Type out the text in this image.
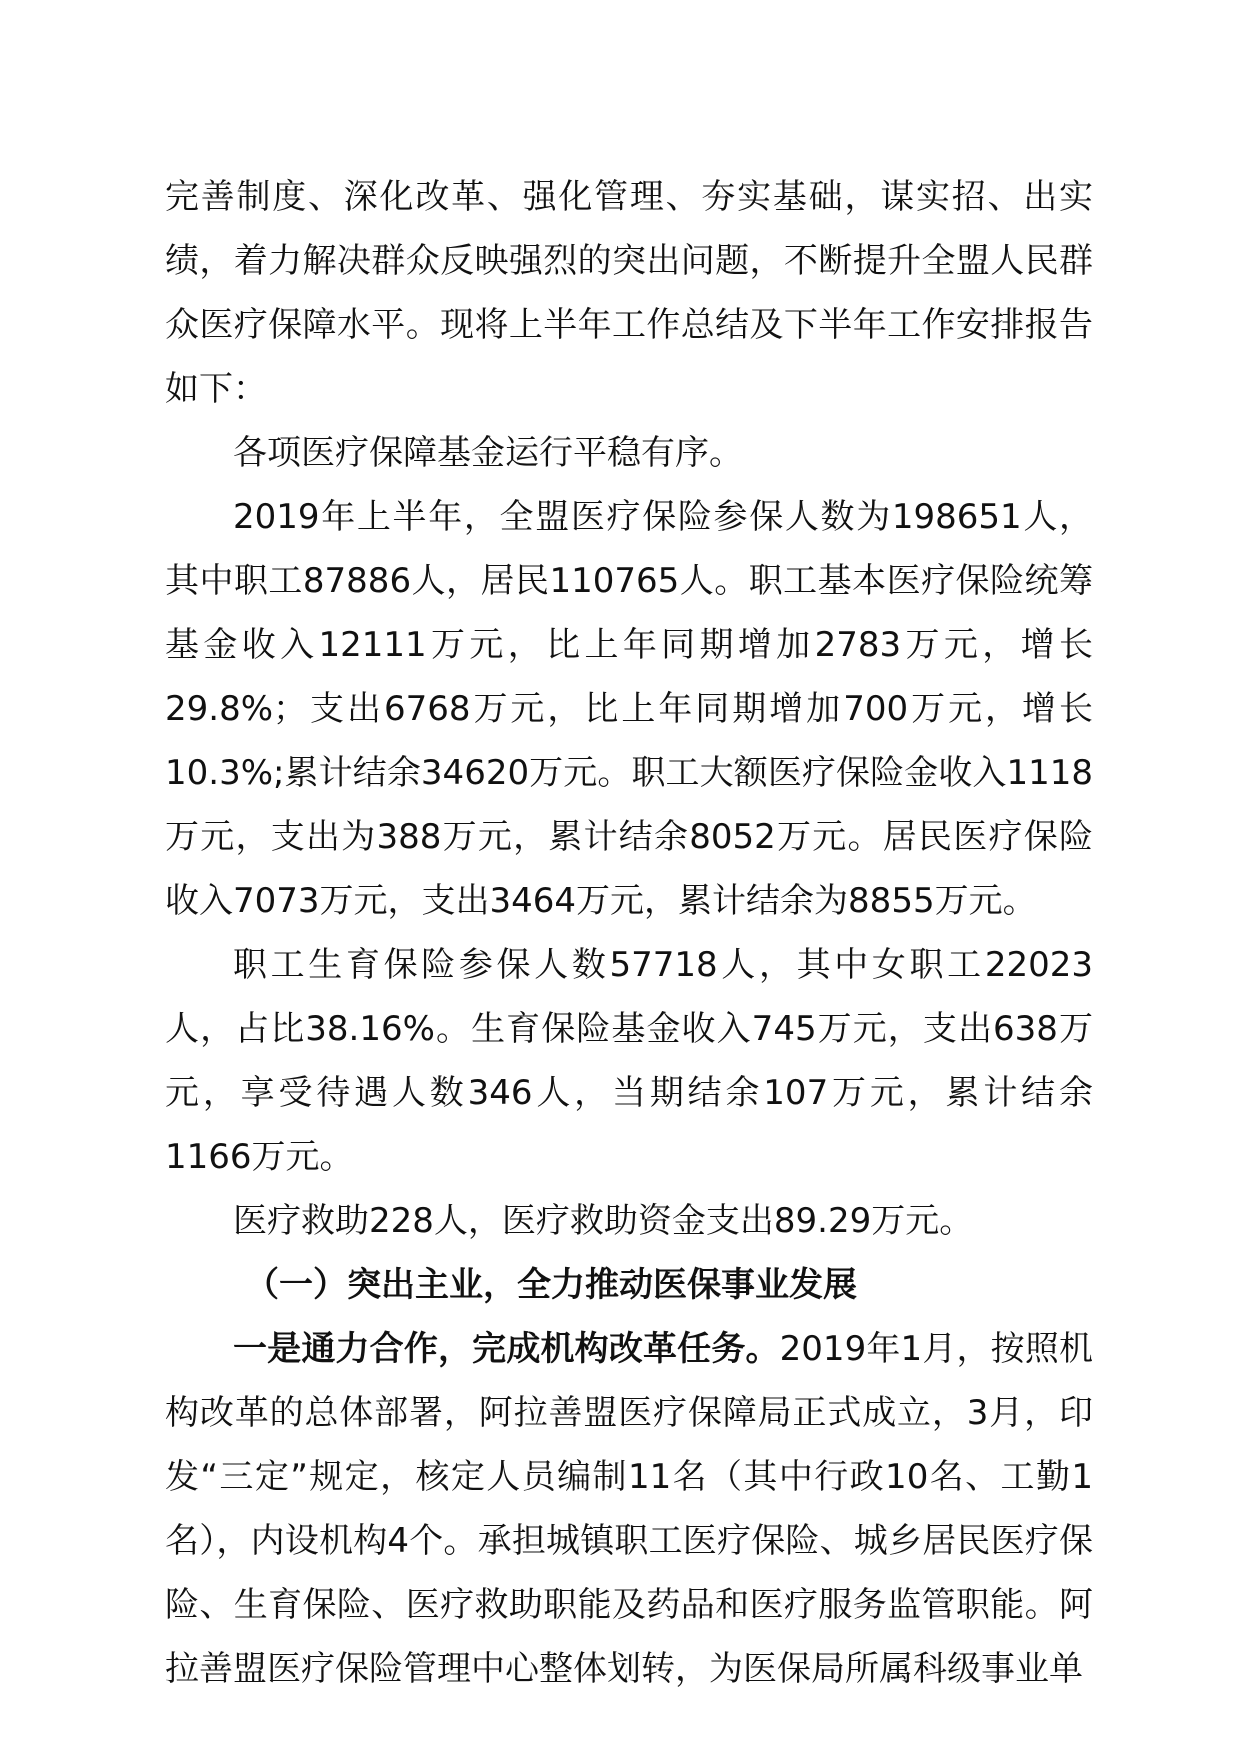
完善制度、深化改革、强化管理、夯实基础，谋实招、出实绩，着力解决群众反映强烈的突出问题，不断提升全盟人民群众医疗保障水平。现将上半年工作总结及下半年工作安排报告如下：

各项医疗保障基金运行平稳有序。

2019年上半年，全盟医疗保险参保人数为198651人，其中职工87886人，居民110765人。职工基本医疗保险统筹基金收入12111万元，比上年同期增加2783万元，增长29.8%；支出6768万元，比上年同期增加700万元，增长10.3%;累计结余34620万元。职工大额医疗保险金收入1118万元，支出为388万元，累计结余8052万元。居民医疗保险收入7073万元，支出3464万元，累计结余为8855万元。

职工生育保险参保人数57718人，其中女职工22023人，占比38.16%。生育保险基金收入745万元，支出638万元，享受待遇人数346人，当期结余107万元，累计结余1166万元。

医疗救助228人，医疗救助资金支出89.29万元。

（一）突出主业，全力推动医保事业发展

一是通力合作，完成机构改革任务。2019年1月，按照机构改革的总体部署，阿拉善盟医疗保障局正式成立，3月，印发“三定”规定，核定人员编制11名（其中行政10名、工勤1名），内设机构4个。承担城镇职工医疗保险、城乡居民医疗保险、生育保险、医疗救助职能及药品和医疗服务监管职能。阿拉善盟医疗保险管理中心整体划转，为医保局所属科级事业单
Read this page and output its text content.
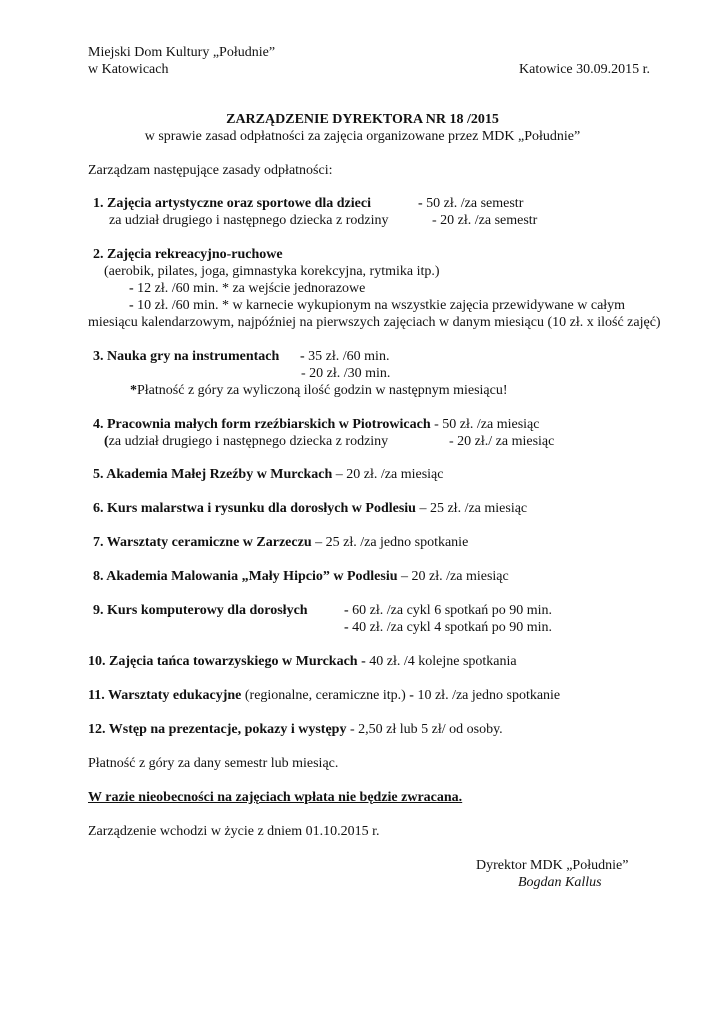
Miejski Dom Kultury „Południe”
w Katowicach	Katowice 30.09.2015 r.
ZARZĄDZENIE DYREKTORA NR 18 /2015
w sprawie zasad odpłatności za zajęcia organizowane przez MDK „Południe”
Zarządzam następujące zasady odpłatności:
1. Zajęcia artystyczne oraz sportowe dla dzieci	- 50 zł. /za semestr
za udział drugiego i następnego dziecka z rodziny	- 20 zł. /za semestr
2. Zajęcia rekreacyjno-ruchowe
(aerobik, pilates, joga, gimnastyka korekcyjna, rytmika itp.)
- 12 zł. /60 min. * za wejście jednorazowe
- 10 zł. /60 min. * w karnecie wykupionym na wszystkie zajęcia przewidywane w całym
miesiącu kalendarzowym, najpóźniej na pierwszych zajęciach w danym miesiącu (10 zł. x ilość zajęć)
3. Nauka gry na instrumentach - 35 zł. /60 min.
- 20 zł. /30 min.
*Płatność z góry za wyliczoną ilość godzin w następnym miesiącu!
4. Pracownia małych form rzeźbiarskich w Piotrowicach - 50 zł. /za miesiąc
(za udział drugiego i następnego dziecka z rodziny	- 20 zł./ za miesiąc
5. Akademia Małej Rzeźby w Murckach – 20 zł. /za miesiąc
6. Kurs malarstwa i rysunku dla dorosłych w Podlesiu – 25 zł. /za miesiąc
7. Warsztaty ceramiczne w Zarzeczu – 25 zł. /za jedno spotkanie
8. Akademia Malowania „Mały Hipcio” w Podlesiu – 20 zł. /za miesiąc
9. Kurs komputerowy dla dorosłych	- 60 zł. /za cykl 6 spotkań po 90 min.
- 40 zł. /za cykl 4 spotkań po 90 min.
10. Zajęcia tańca towarzyskiego w Murckach - 40 zł. /4 kolejne spotkania
11. Warsztaty edukacyjne (regionalne, ceramiczne itp.) - 10 zł. /za jedno spotkanie
12. Wstęp na prezentacje, pokazy i występy - 2,50 zł lub 5 zł/ od osoby.
Płatność z góry za dany semestr lub miesiąc.
W razie nieobecności na zajęciach wpłata nie będzie zwracana.
Zarządzenie wchodzi w życie z dniem 01.10.2015 r.
Dyrektor MDK „Południe”
Bogdan Kallus
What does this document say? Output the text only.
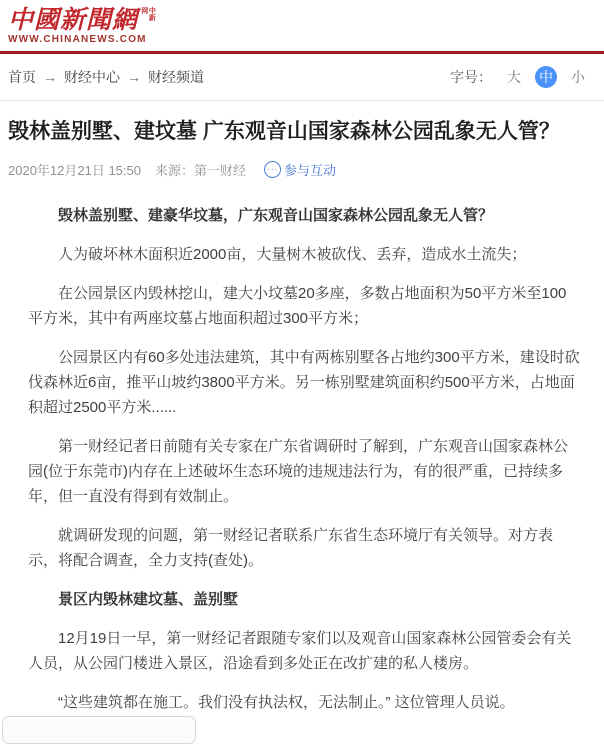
中國新聞網	中新网
WWW.CHINANEWS.COM
首页 → 财经中心 → 财经频道	字号： 大 中 小
毁林盖别墅、建坟墓 广东观音山国家森林公园乱象无人管？
2020年12月21日 15:50 来源：第一财经	··· 参与互动

毁林盖别墅、建豪华坟墓，广东观音山国家森林公园乱象无人管？

人为破坏林木面积近2000亩，大量树木被砍伐、丢弃，造成水土流失；

在公园景区内毁林挖山，建大小坟墓20多座，多数占地面积为50平方米至100平方米，其中有两座坟墓占地面积超过300平方米；

公园景区内有60多处违法建筑，其中有两栋别墅各占地约300平方米，建设时砍伐森林近6亩，推平山坡约3800平方米。另一栋别墅建筑面积约500平方米，占地面积超过2500平方米......

第一财经记者日前随有关专家在广东省调研时了解到，广东观音山国家森林公园(位于东莞市)内存在上述破坏生态环境的违规违法行为，有的很严重，已持续多年，但一直没有得到有效制止。

就调研发现的问题，第一财经记者联系广东省生态环境厅有关领导。对方表示，将配合调查，全力支持(查处)。

景区内毁林建坟墓、盖别墅

12月19日一早，第一财经记者跟随专家们以及观音山国家森林公园管委会有关人员，从公园门楼进入景区，沿途看到多处正在改扩建的私人楼房。

“这些建筑都在施工。我们没有执法权，无法制止。” 这位管理人员说。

◆ What is required: Keep the pictures out of the copy and write out the data exactly as it stands.

◆ Result for this exercise:
Type out the text in this image.
完善制度、深化改革、强化管理、夯实基础，谋实招、出实绩，着力解决群众反映强烈的突出问题，不断提升全盟人民群众医疗保障水平。现将上半年工作总结及下半年工作安排报告如下：

各项医疗保障基金运行平稳有序。

2019年上半年，全盟医疗保险参保人数为198651人，其中职工87886人，居民110765人。职工基本医疗保险统筹基金收入12111万元，比上年同期增加2783万元，增长29.8%；支出6768万元，比上年同期增加700万元，增长10.3%;累计结余34620万元。职工大额医疗保险金收入1118万元，支出为388万元，累计结余8052万元。居民医疗保险收入7073万元，支出3464万元，累计结余为8855万元。

职工生育保险参保人数57718人，其中女职工22023人，占比38.16%。生育保险基金收入745万元，支出638万元，享受待遇人数346人，当期结余107万元，累计结余1166万元。

医疗救助228人，医疗救助资金支出89.29万元。

（一）突出主业，全力推动医保事业发展

一是通力合作，完成机构改革任务。2019年1月，按照机构改革的总体部署，阿拉善盟医疗保障局正式成立，3月，印发“三定”规定，核定人员编制11名（其中行政10名、工勤1名），内设机构4个。承担城镇职工医疗保险、城乡居民医疗保险、生育保险、医疗救助职能及药品和医疗服务监管职能。阿拉善盟医疗保险管理中心整体划转，为医保局所属科级事业单
Read this page and output its text content.
Miejski Dom Kultury „Południe”
w Katowicach	Katowice 30.09.2015 r.
ZARZĄDZENIE DYREKTORA NR 18 /2015
w sprawie zasad odpłatności za zajęcia organizowane przez MDK „Południe”
Zarządzam następujące zasady odpłatności:
1. Zajęcia artystyczne oraz sportowe dla dzieci	- 50 zł. /za semestr
za udział drugiego i następnego dziecka z rodziny	- 20 zł. /za semestr
2. Zajęcia rekreacyjno-ruchowe
(aerobik, pilates, joga, gimnastyka korekcyjna, rytmika itp.)
- 12 zł. /60 min. * za wejście jednorazowe
- 10 zł. /60 min. * w karnecie wykupionym na wszystkie zajęcia przewidywane w całym
miesiącu kalendarzowym, najpóźniej na pierwszych zajęciach w danym miesiącu (10 zł. x ilość zajęć)
3. Nauka gry na instrumentach - 35 zł. /60 min.
- 20 zł. /30 min.
*Płatność z góry za wyliczoną ilość godzin w następnym miesiącu!
4. Pracownia małych form rzeźbiarskich w Piotrowicach - 50 zł. /za miesiąc
(za udział drugiego i następnego dziecka z rodziny	- 20 zł./ za miesiąc
5. Akademia Małej Rzeźby w Murckach – 20 zł. /za miesiąc
6. Kurs malarstwa i rysunku dla dorosłych w Podlesiu – 25 zł. /za miesiąc
7. Warsztaty ceramiczne w Zarzeczu – 25 zł. /za jedno spotkanie
8. Akademia Malowania „Mały Hipcio” w Podlesiu – 20 zł. /za miesiąc
9. Kurs komputerowy dla dorosłych	- 60 zł. /za cykl 6 spotkań po 90 min.
- 40 zł. /za cykl 4 spotkań po 90 min.
10. Zajęcia tańca towarzyskiego w Murckach - 40 zł. /4 kolejne spotkania
11. Warsztaty edukacyjne (regionalne, ceramiczne itp.) - 10 zł. /za jedno spotkanie
12. Wstęp na prezentacje, pokazy i występy - 2,50 zł lub 5 zł/ od osoby.
Płatność z góry za dany semestr lub miesiąc.
W razie nieobecności na zajęciach wpłata nie będzie zwracana.
Zarządzenie wchodzi w życie z dniem 01.10.2015 r.
Dyrektor MDK „Południe”
Bogdan Kallus
What does this document say? Output the text only.
中國新聞網	中新网
WWW.CHINANEWS.COM
首页 → 财经中心 → 财经频道	字号： 大 中 小
毁林盖别墅、建坟墓 广东观音山国家森林公园乱象无人管？
2020年12月21日 15:50 来源：第一财经	··· 参与互动

毁林盖别墅、建豪华坟墓，广东观音山国家森林公园乱象无人管？

人为破坏林木面积近2000亩，大量树木被砍伐、丢弃，造成水土流失；

在公园景区内毁林挖山，建大小坟墓20多座，多数占地面积为50平方米至100平方米，其中有两座坟墓占地面积超过300平方米；

公园景区内有60多处违法建筑，其中有两栋别墅各占地约300平方米，建设时砍伐森林近6亩，推平山坡约3800平方米。另一栋别墅建筑面积约500平方米，占地面积超过2500平方米......

第一财经记者日前随有关专家在广东省调研时了解到，广东观音山国家森林公园(位于东莞市)内存在上述破坏生态环境的违规违法行为，有的很严重，已持续多年，但一直没有得到有效制止。

就调研发现的问题，第一财经记者联系广东省生态环境厅有关领导。对方表示，将配合调查，全力支持(查处)。

景区内毁林建坟墓、盖别墅

12月19日一早，第一财经记者跟随专家们以及观音山国家森林公园管委会有关人员，从公园门楼进入景区，沿途看到多处正在改扩建的私人楼房。

“这些建筑都在施工。我们没有执法权，无法制止。” 这位管理人员说。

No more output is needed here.